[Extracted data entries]

* * *

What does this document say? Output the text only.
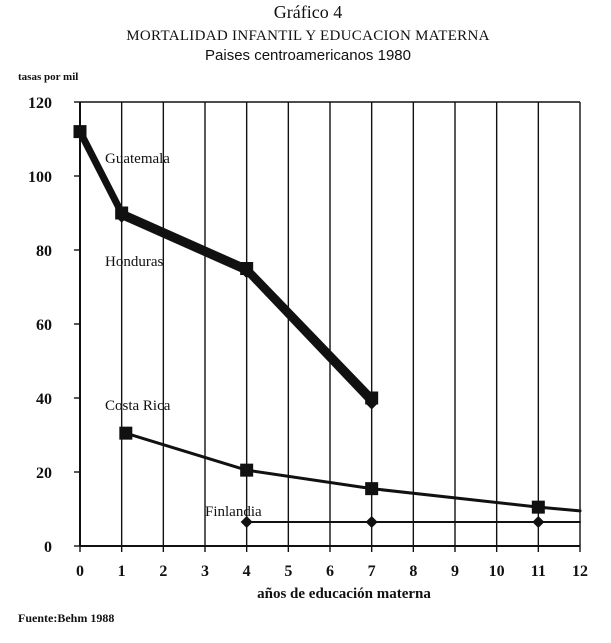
Gráfico 4
MORTALIDAD INFANTIL Y EDUCACION MATERNA
Paises centroamericanos 1980
tasas por mil
años de educación materna
Fuente:Behm 1988
0 1 2 3 4 5 6 7 8 9 10 11 12
0
20
40
60
80
100
120
Guatemala
Honduras
Costa Rica
Finlandia
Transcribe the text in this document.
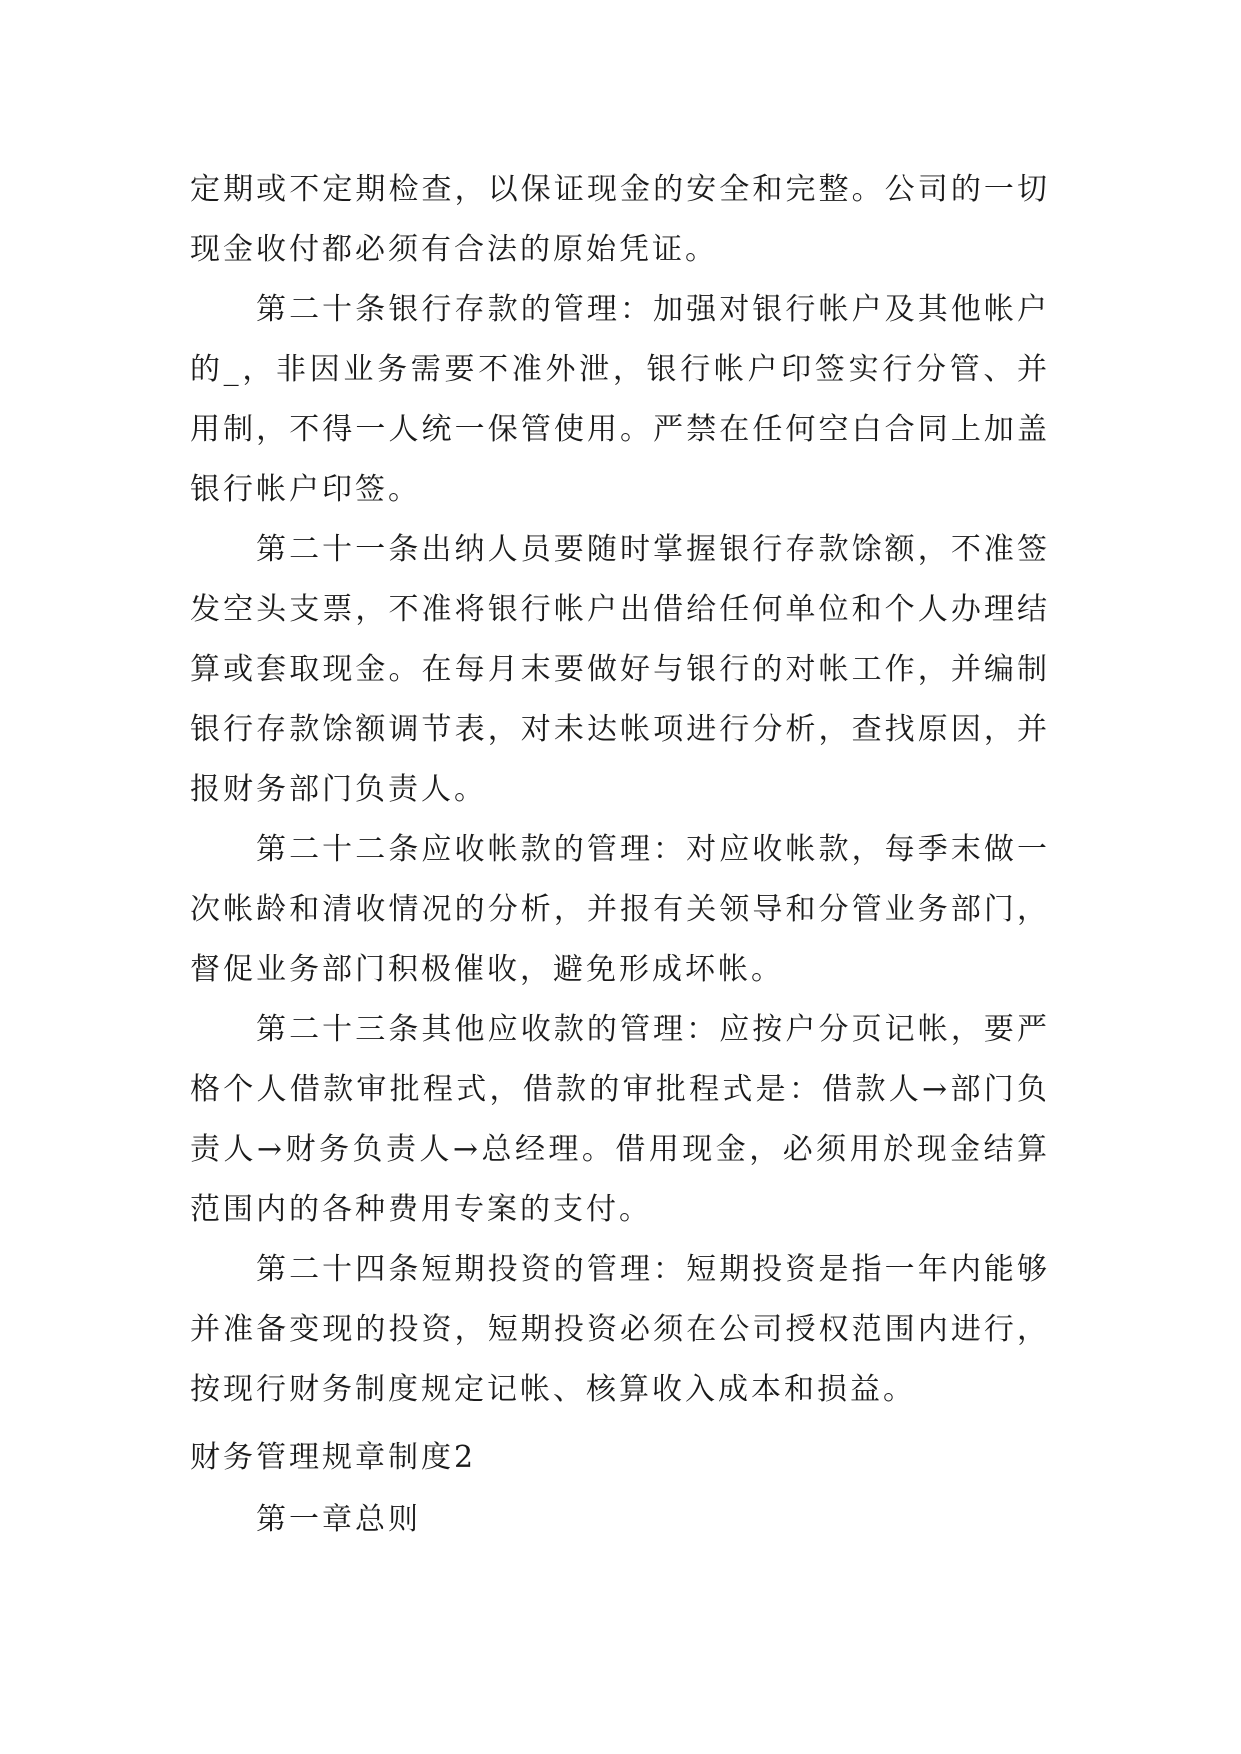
定期或不定期检查，以保证现金的安全和完整。公司的一切现金收付都必须有合法的原始凭证。

第二十条银行存款的管理：加强对银行帐户及其他帐户的_，非因业务需要不准外泄，银行帐户印签实行分管、并用制，不得一人统一保管使用。严禁在任何空白合同上加盖银行帐户印签。

第二十一条出纳人员要随时掌握银行存款馀额，不准签发空头支票，不准将银行帐户出借给任何单位和个人办理结算或套取现金。在每月末要做好与银行的对帐工作，并编制银行存款馀额调节表，对未达帐项进行分析，查找原因，并报财务部门负责人。

第二十二条应收帐款的管理：对应收帐款，每季末做一次帐龄和清收情况的分析，并报有关领导和分管业务部门，督促业务部门积极催收，避免形成坏帐。

第二十三条其他应收款的管理：应按户分页记帐，要严格个人借款审批程式，借款的审批程式是：借款人→部门负责人→财务负责人→总经理。借用现金，必须用於现金结算范围内的各种费用专案的支付。

第二十四条短期投资的管理：短期投资是指一年内能够并准备变现的投资，短期投资必须在公司授权范围内进行，按现行财务制度规定记帐、核算收入成本和损益。

财务管理规章制度2
第一章总则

* * *

Your copy should consist only of the lines from the line holding "Transcribe the text in this document." through the final line of the listing above, both included, with all pictures omitted.

Transcribe the text in this document.
定期或不定期检查，以保证现金的安全和完整。公司的一切现金收付都必须有合法的原始凭证。

第二十条银行存款的管理：加强对银行帐户及其他帐户的_，非因业务需要不准外泄，银行帐户印签实行分管、并用制，不得一人统一保管使用。严禁在任何空白合同上加盖银行帐户印签。

第二十一条出纳人员要随时掌握银行存款馀额，不准签发空头支票，不准将银行帐户出借给任何单位和个人办理结算或套取现金。在每月末要做好与银行的对帐工作，并编制银行存款馀额调节表，对未达帐项进行分析，查找原因，并报财务部门负责人。

第二十二条应收帐款的管理：对应收帐款，每季末做一次帐龄和清收情况的分析，并报有关领导和分管业务部门，督促业务部门积极催收，避免形成坏帐。

第二十三条其他应收款的管理：应按户分页记帐，要严格个人借款审批程式，借款的审批程式是：借款人→部门负责人→财务负责人→总经理。借用现金，必须用於现金结算范围内的各种费用专案的支付。

第二十四条短期投资的管理：短期投资是指一年内能够并准备变现的投资，短期投资必须在公司授权范围内进行，按现行财务制度规定记帐、核算收入成本和损益。

财务管理规章制度2
第一章总则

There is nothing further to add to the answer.